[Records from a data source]
- - - -
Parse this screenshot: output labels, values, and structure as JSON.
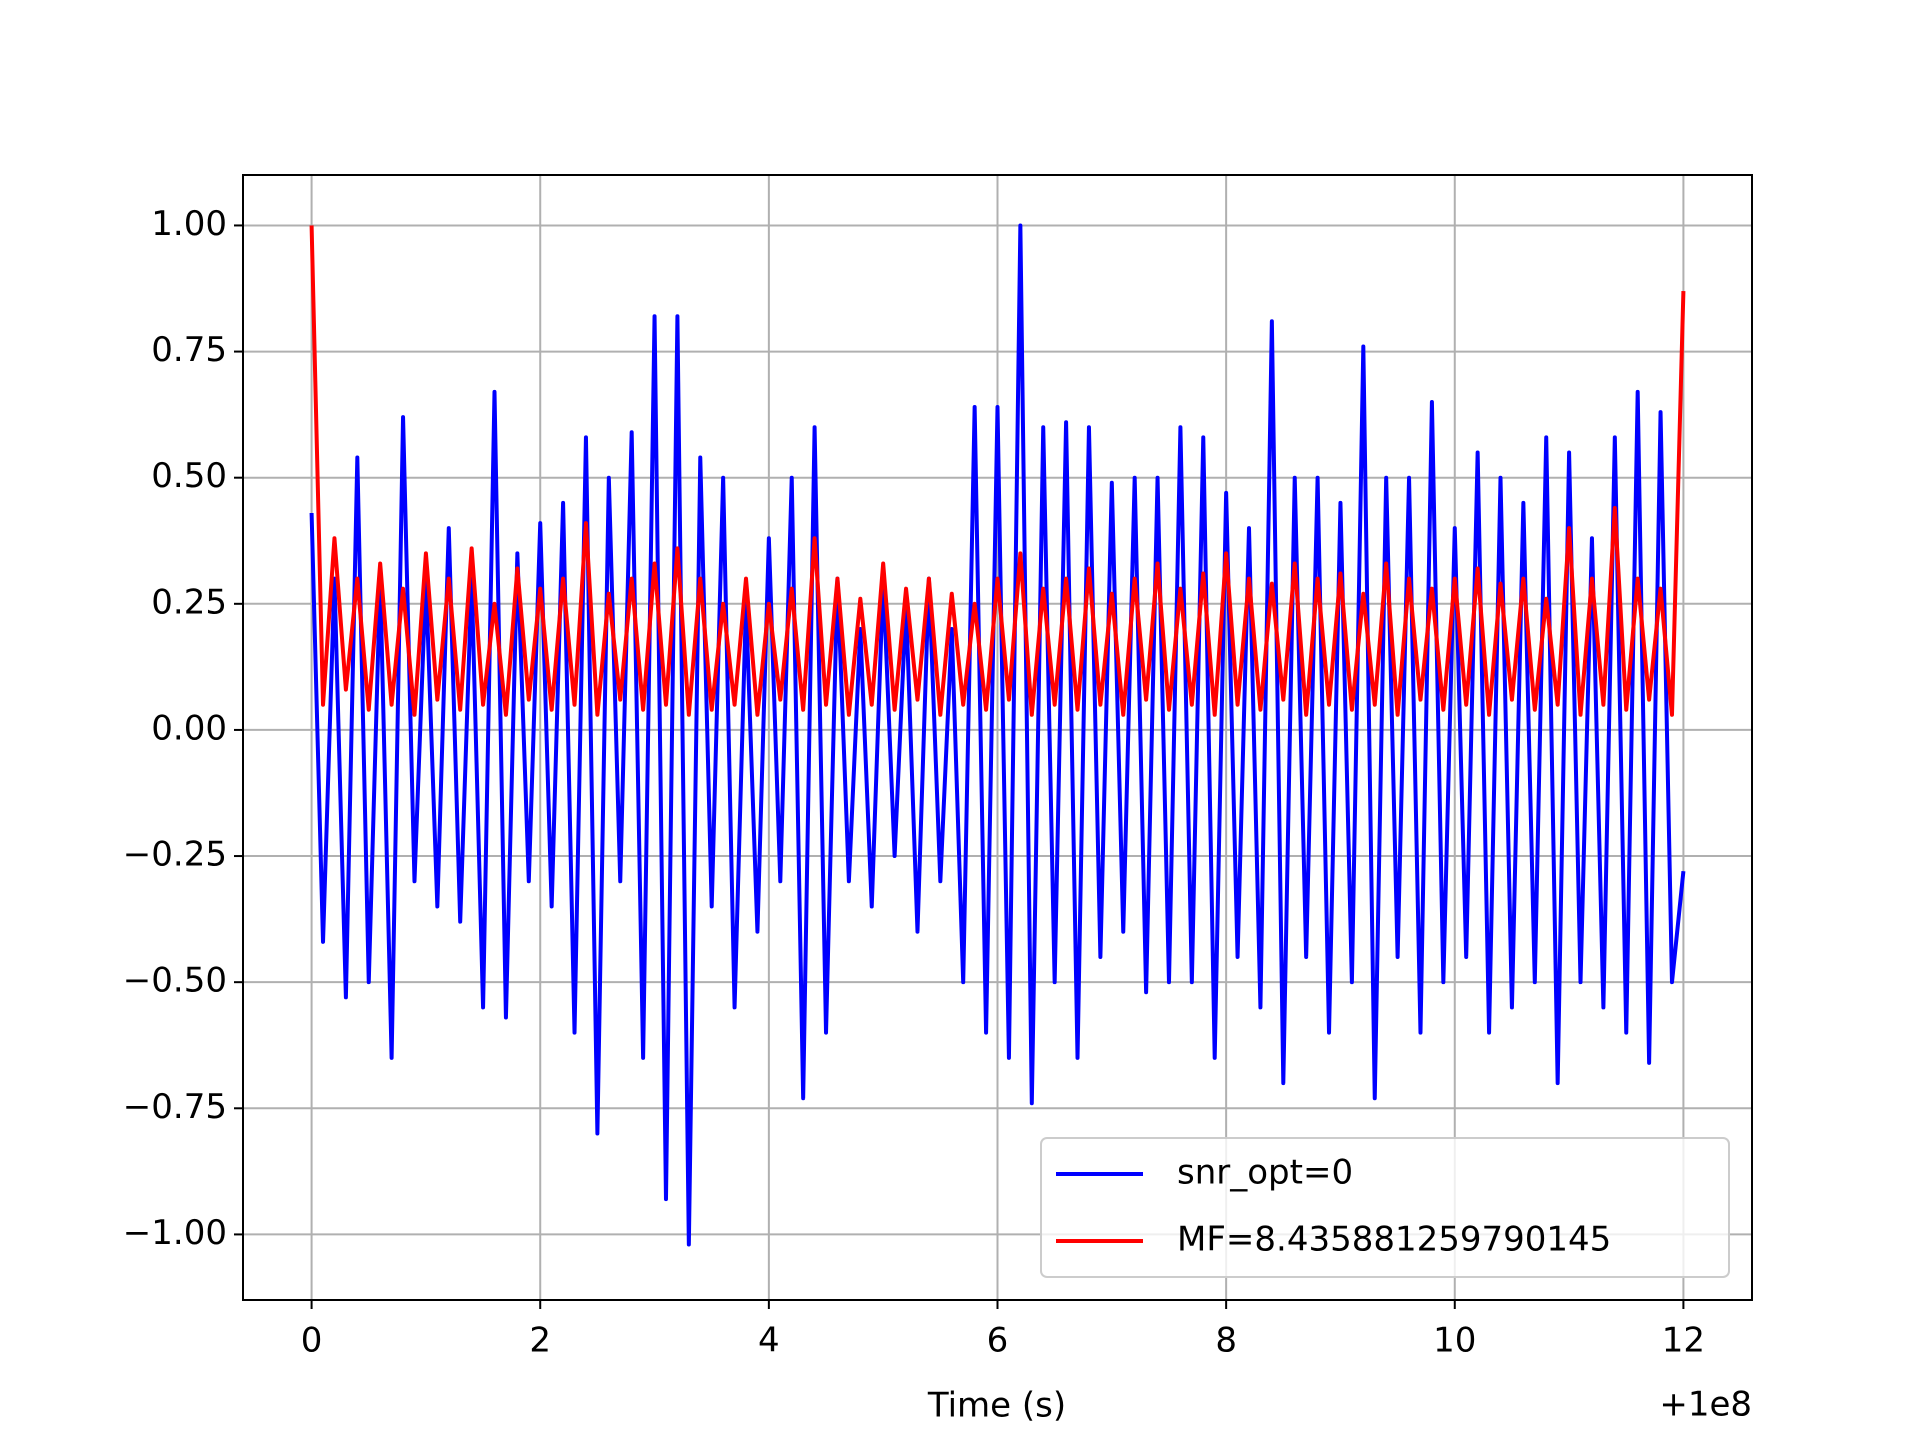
{
  "chart_data": {
    "type": "line",
    "xlabel": "Time (s)",
    "x_offset_label": "+1e8",
    "x": [
      0,
      0.1,
      0.2,
      0.3,
      0.4,
      0.5,
      0.6,
      0.7,
      0.8,
      0.9,
      1.0,
      1.1,
      1.2,
      1.3,
      1.4,
      1.5,
      1.6,
      1.7,
      1.8,
      1.9,
      2.0,
      2.1,
      2.2,
      2.3,
      2.4,
      2.5,
      2.6,
      2.7,
      2.8,
      2.9,
      3.0,
      3.1,
      3.2,
      3.3,
      3.4,
      3.5,
      3.6,
      3.7,
      3.8,
      3.9,
      4.0,
      4.1,
      4.2,
      4.3,
      4.4,
      4.5,
      4.6,
      4.7,
      4.8,
      4.9,
      5.0,
      5.1,
      5.2,
      5.3,
      5.4,
      5.5,
      5.6,
      5.7,
      5.8,
      5.9,
      6.0,
      6.1,
      6.2,
      6.3,
      6.4,
      6.5,
      6.6,
      6.7,
      6.8,
      6.9,
      7.0,
      7.1,
      7.2,
      7.3,
      7.4,
      7.5,
      7.6,
      7.7,
      7.8,
      7.9,
      8.0,
      8.1,
      8.2,
      8.3,
      8.4,
      8.5,
      8.6,
      8.7,
      8.8,
      8.9,
      9.0,
      9.1,
      9.2,
      9.3,
      9.4,
      9.5,
      9.6,
      9.7,
      9.8,
      9.9,
      10.0,
      10.1,
      10.2,
      10.3,
      10.4,
      10.5,
      10.6,
      10.7,
      10.8,
      10.9,
      11.0,
      11.1,
      11.2,
      11.3,
      11.4,
      11.5,
      11.6,
      11.7,
      11.8,
      11.9,
      12.0
    ],
    "series": [
      {
        "name": "snr_opt=0",
        "color": "#0000ff",
        "values": [
          0.43,
          -0.42,
          0.3,
          -0.53,
          0.54,
          -0.5,
          0.3,
          -0.65,
          0.62,
          -0.3,
          0.3,
          -0.35,
          0.4,
          -0.38,
          0.3,
          -0.55,
          0.67,
          -0.57,
          0.35,
          -0.3,
          0.41,
          -0.35,
          0.45,
          -0.6,
          0.58,
          -0.8,
          0.5,
          -0.3,
          0.59,
          -0.65,
          0.82,
          -0.93,
          0.82,
          -1.02,
          0.54,
          -0.35,
          0.5,
          -0.55,
          0.25,
          -0.4,
          0.38,
          -0.3,
          0.5,
          -0.73,
          0.6,
          -0.6,
          0.3,
          -0.3,
          0.2,
          -0.35,
          0.3,
          -0.25,
          0.25,
          -0.4,
          0.3,
          -0.3,
          0.2,
          -0.5,
          0.64,
          -0.6,
          0.64,
          -0.65,
          1.0,
          -0.74,
          0.6,
          -0.5,
          0.61,
          -0.65,
          0.6,
          -0.45,
          0.49,
          -0.4,
          0.5,
          -0.52,
          0.5,
          -0.5,
          0.6,
          -0.5,
          0.58,
          -0.65,
          0.47,
          -0.45,
          0.4,
          -0.55,
          0.81,
          -0.7,
          0.5,
          -0.45,
          0.5,
          -0.6,
          0.45,
          -0.5,
          0.76,
          -0.73,
          0.5,
          -0.45,
          0.5,
          -0.6,
          0.65,
          -0.5,
          0.4,
          -0.45,
          0.55,
          -0.6,
          0.5,
          -0.55,
          0.45,
          -0.5,
          0.58,
          -0.7,
          0.55,
          -0.5,
          0.38,
          -0.55,
          0.58,
          -0.6,
          0.67,
          -0.66,
          0.63,
          -0.5,
          -0.28
        ]
      },
      {
        "name": "MF=8.435881259790145",
        "color": "#ff0000",
        "values": [
          1.0,
          0.05,
          0.38,
          0.08,
          0.3,
          0.04,
          0.33,
          0.05,
          0.28,
          0.03,
          0.35,
          0.06,
          0.3,
          0.04,
          0.36,
          0.05,
          0.25,
          0.03,
          0.32,
          0.06,
          0.28,
          0.04,
          0.3,
          0.05,
          0.41,
          0.03,
          0.27,
          0.06,
          0.3,
          0.04,
          0.33,
          0.05,
          0.36,
          0.03,
          0.3,
          0.04,
          0.25,
          0.05,
          0.3,
          0.03,
          0.25,
          0.06,
          0.28,
          0.04,
          0.38,
          0.05,
          0.3,
          0.03,
          0.26,
          0.05,
          0.33,
          0.04,
          0.28,
          0.06,
          0.3,
          0.03,
          0.27,
          0.05,
          0.25,
          0.04,
          0.3,
          0.06,
          0.35,
          0.03,
          0.28,
          0.05,
          0.3,
          0.04,
          0.32,
          0.05,
          0.27,
          0.03,
          0.3,
          0.06,
          0.33,
          0.04,
          0.28,
          0.05,
          0.31,
          0.03,
          0.35,
          0.05,
          0.3,
          0.04,
          0.29,
          0.06,
          0.33,
          0.03,
          0.3,
          0.05,
          0.31,
          0.04,
          0.27,
          0.05,
          0.33,
          0.03,
          0.3,
          0.06,
          0.28,
          0.04,
          0.3,
          0.05,
          0.32,
          0.03,
          0.29,
          0.06,
          0.3,
          0.04,
          0.26,
          0.05,
          0.4,
          0.03,
          0.3,
          0.05,
          0.44,
          0.04,
          0.3,
          0.06,
          0.28,
          0.03,
          0.87
        ]
      }
    ],
    "xlim": [
      -0.6,
      12.6
    ],
    "ylim": [
      -1.13,
      1.1
    ],
    "xticks": [
      0,
      2,
      4,
      6,
      8,
      10,
      12
    ],
    "yticks": [
      {
        "value": -1,
        "label": "−1.00"
      },
      {
        "value": -0.75,
        "label": "−0.75"
      },
      {
        "value": -0.5,
        "label": "−0.50"
      },
      {
        "value": -0.25,
        "label": "−0.25"
      },
      {
        "value": 0,
        "label": "0.00"
      },
      {
        "value": 0.25,
        "label": "0.25"
      },
      {
        "value": 0.5,
        "label": "0.50"
      },
      {
        "value": 0.75,
        "label": "0.75"
      },
      {
        "value": 1,
        "label": "1.00"
      }
    ],
    "grid": true,
    "legend": "lower right"
  }
}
- - - -
Go through the listing above and return every line where the word "name" occurs.

> **Solution for this task**:
        "name": "snr_opt=0",
        "name": "MF=8.435881259790145",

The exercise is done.